Every entry in the data below needs to be repeated exactly.

**INFORMATION**
--*--

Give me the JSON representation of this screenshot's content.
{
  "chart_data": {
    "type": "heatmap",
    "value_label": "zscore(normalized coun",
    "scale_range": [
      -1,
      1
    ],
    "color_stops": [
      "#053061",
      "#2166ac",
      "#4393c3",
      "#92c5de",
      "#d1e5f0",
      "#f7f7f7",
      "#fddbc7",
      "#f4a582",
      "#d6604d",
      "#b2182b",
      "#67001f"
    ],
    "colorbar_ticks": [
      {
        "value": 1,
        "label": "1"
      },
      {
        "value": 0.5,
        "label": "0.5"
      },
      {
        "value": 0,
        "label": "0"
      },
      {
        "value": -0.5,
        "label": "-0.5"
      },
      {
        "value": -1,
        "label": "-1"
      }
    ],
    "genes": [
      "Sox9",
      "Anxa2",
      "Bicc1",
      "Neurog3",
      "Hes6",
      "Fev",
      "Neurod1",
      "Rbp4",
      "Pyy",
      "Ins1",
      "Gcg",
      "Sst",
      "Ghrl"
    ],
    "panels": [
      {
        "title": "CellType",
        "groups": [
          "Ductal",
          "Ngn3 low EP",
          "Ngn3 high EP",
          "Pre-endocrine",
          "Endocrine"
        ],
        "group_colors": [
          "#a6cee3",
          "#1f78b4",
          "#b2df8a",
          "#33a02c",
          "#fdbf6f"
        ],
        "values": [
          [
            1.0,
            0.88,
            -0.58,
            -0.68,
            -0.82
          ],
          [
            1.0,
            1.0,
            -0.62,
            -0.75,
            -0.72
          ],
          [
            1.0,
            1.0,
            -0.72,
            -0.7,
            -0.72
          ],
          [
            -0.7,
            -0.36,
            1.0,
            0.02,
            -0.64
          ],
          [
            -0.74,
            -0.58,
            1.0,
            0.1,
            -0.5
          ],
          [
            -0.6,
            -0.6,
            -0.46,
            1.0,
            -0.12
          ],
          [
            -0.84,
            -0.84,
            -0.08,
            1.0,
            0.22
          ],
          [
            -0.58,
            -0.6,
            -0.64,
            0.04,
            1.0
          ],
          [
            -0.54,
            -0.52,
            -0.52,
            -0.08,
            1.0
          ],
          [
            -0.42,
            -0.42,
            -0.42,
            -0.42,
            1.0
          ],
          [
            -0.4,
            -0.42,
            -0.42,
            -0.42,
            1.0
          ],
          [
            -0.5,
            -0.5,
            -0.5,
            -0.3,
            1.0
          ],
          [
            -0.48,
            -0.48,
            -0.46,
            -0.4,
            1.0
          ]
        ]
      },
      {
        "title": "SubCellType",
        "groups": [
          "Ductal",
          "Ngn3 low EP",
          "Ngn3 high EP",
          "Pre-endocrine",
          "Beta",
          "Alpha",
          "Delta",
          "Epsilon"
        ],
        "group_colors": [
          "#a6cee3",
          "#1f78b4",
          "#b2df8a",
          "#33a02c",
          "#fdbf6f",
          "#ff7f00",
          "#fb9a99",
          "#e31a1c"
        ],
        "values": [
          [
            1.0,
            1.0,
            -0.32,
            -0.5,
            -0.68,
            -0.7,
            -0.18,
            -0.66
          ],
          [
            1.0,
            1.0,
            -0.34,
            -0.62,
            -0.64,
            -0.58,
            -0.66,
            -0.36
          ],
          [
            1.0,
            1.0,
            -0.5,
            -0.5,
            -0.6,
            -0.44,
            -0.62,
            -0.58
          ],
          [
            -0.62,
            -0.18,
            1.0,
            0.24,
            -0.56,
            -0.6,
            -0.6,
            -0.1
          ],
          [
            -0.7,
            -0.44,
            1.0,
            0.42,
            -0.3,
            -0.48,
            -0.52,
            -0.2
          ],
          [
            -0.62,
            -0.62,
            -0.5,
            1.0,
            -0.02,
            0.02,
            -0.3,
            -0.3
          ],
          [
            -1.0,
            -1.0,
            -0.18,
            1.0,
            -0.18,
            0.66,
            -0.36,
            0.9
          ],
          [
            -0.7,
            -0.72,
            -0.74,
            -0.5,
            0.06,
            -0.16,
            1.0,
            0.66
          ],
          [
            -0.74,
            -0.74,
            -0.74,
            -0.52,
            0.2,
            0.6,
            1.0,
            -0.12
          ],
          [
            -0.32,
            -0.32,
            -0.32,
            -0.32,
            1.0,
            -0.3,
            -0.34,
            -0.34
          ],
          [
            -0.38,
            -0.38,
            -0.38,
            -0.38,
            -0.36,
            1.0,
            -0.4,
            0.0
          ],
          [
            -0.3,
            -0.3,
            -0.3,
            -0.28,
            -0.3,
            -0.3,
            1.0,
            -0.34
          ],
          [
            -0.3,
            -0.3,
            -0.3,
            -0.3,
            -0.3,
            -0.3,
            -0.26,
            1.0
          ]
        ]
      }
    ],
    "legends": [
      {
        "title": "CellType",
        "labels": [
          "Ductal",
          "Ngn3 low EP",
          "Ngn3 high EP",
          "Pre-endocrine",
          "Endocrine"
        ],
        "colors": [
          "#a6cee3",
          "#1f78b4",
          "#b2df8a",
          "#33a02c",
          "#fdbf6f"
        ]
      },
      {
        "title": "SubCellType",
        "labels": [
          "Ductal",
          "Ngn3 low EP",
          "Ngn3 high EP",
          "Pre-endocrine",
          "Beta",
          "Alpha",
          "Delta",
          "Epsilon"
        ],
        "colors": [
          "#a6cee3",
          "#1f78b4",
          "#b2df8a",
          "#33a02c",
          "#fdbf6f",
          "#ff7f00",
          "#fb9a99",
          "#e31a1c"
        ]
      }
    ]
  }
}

--*--

**RESULT BELOW**
Give me the JSON representation of this screenshot's content.
{
  "chart_data": {
    "type": "heatmap",
    "value_label": "zscore(normalized coun",
    "scale_range": [
      -1,
      1
    ],
    "color_stops": [
      "#053061",
      "#2166ac",
      "#4393c3",
      "#92c5de",
      "#d1e5f0",
      "#f7f7f7",
      "#fddbc7",
      "#f4a582",
      "#d6604d",
      "#b2182b",
      "#67001f"
    ],
    "colorbar_ticks": [
      {
        "value": 1,
        "label": "1"
      },
      {
        "value": 0.5,
        "label": "0.5"
      },
      {
        "value": 0,
        "label": "0"
      },
      {
        "value": -0.5,
        "label": "-0.5"
      },
      {
        "value": -1,
        "label": "-1"
      }
    ],
    "genes": [
      "Sox9",
      "Anxa2",
      "Bicc1",
      "Neurog3",
      "Hes6",
      "Fev",
      "Neurod1",
      "Rbp4",
      "Pyy",
      "Ins1",
      "Gcg",
      "Sst",
      "Ghrl"
    ],
    "panels": [
      {
        "title": "CellType",
        "groups": [
          "Ductal",
          "Ngn3 low EP",
          "Ngn3 high EP",
          "Pre-endocrine",
          "Endocrine"
        ],
        "group_colors": [
          "#a6cee3",
          "#1f78b4",
          "#b2df8a",
          "#33a02c",
          "#fdbf6f"
        ],
        "values": [
          [
            1.0,
            0.88,
            -0.58,
            -0.68,
            -0.82
          ],
          [
            1.0,
            1.0,
            -0.62,
            -0.75,
            -0.72
          ],
          [
            1.0,
            1.0,
            -0.72,
            -0.7,
            -0.72
          ],
          [
            -0.7,
            -0.36,
            1.0,
            0.02,
            -0.64
          ],
          [
            -0.74,
            -0.58,
            1.0,
            0.1,
            -0.5
          ],
          [
            -0.6,
            -0.6,
            -0.46,
            1.0,
            -0.12
          ],
          [
            -0.84,
            -0.84,
            -0.08,
            1.0,
            0.22
          ],
          [
            -0.58,
            -0.6,
            -0.64,
            0.04,
            1.0
          ],
          [
            -0.54,
            -0.52,
            -0.52,
            -0.08,
            1.0
          ],
          [
            -0.42,
            -0.42,
            -0.42,
            -0.42,
            1.0
          ],
          [
            -0.4,
            -0.42,
            -0.42,
            -0.42,
            1.0
          ],
          [
            -0.5,
            -0.5,
            -0.5,
            -0.3,
            1.0
          ],
          [
            -0.48,
            -0.48,
            -0.46,
            -0.4,
            1.0
          ]
        ]
      },
      {
        "title": "SubCellType",
        "groups": [
          "Ductal",
          "Ngn3 low EP",
          "Ngn3 high EP",
          "Pre-endocrine",
          "Beta",
          "Alpha",
          "Delta",
          "Epsilon"
        ],
        "group_colors": [
          "#a6cee3",
          "#1f78b4",
          "#b2df8a",
          "#33a02c",
          "#fdbf6f",
          "#ff7f00",
          "#fb9a99",
          "#e31a1c"
        ],
        "values": [
          [
            1.0,
            1.0,
            -0.32,
            -0.5,
            -0.68,
            -0.7,
            -0.18,
            -0.66
          ],
          [
            1.0,
            1.0,
            -0.34,
            -0.62,
            -0.64,
            -0.58,
            -0.66,
            -0.36
          ],
          [
            1.0,
            1.0,
            -0.5,
            -0.5,
            -0.6,
            -0.44,
            -0.62,
            -0.58
          ],
          [
            -0.62,
            -0.18,
            1.0,
            0.24,
            -0.56,
            -0.6,
            -0.6,
            -0.1
          ],
          [
            -0.7,
            -0.44,
            1.0,
            0.42,
            -0.3,
            -0.48,
            -0.52,
            -0.2
          ],
          [
            -0.62,
            -0.62,
            -0.5,
            1.0,
            -0.02,
            0.02,
            -0.3,
            -0.3
          ],
          [
            -1.0,
            -1.0,
            -0.18,
            1.0,
            -0.18,
            0.66,
            -0.36,
            0.9
          ],
          [
            -0.7,
            -0.72,
            -0.74,
            -0.5,
            0.06,
            -0.16,
            1.0,
            0.66
          ],
          [
            -0.74,
            -0.74,
            -0.74,
            -0.52,
            0.2,
            0.6,
            1.0,
            -0.12
          ],
          [
            -0.32,
            -0.32,
            -0.32,
            -0.32,
            1.0,
            -0.3,
            -0.34,
            -0.34
          ],
          [
            -0.38,
            -0.38,
            -0.38,
            -0.38,
            -0.36,
            1.0,
            -0.4,
            0.0
          ],
          [
            -0.3,
            -0.3,
            -0.3,
            -0.28,
            -0.3,
            -0.3,
            1.0,
            -0.34
          ],
          [
            -0.3,
            -0.3,
            -0.3,
            -0.3,
            -0.3,
            -0.3,
            -0.26,
            1.0
          ]
        ]
      }
    ],
    "legends": [
      {
        "title": "CellType",
        "labels": [
          "Ductal",
          "Ngn3 low EP",
          "Ngn3 high EP",
          "Pre-endocrine",
          "Endocrine"
        ],
        "colors": [
          "#a6cee3",
          "#1f78b4",
          "#b2df8a",
          "#33a02c",
          "#fdbf6f"
        ]
      },
      {
        "title": "SubCellType",
        "labels": [
          "Ductal",
          "Ngn3 low EP",
          "Ngn3 high EP",
          "Pre-endocrine",
          "Beta",
          "Alpha",
          "Delta",
          "Epsilon"
        ],
        "colors": [
          "#a6cee3",
          "#1f78b4",
          "#b2df8a",
          "#33a02c",
          "#fdbf6f",
          "#ff7f00",
          "#fb9a99",
          "#e31a1c"
        ]
      }
    ]
  }
}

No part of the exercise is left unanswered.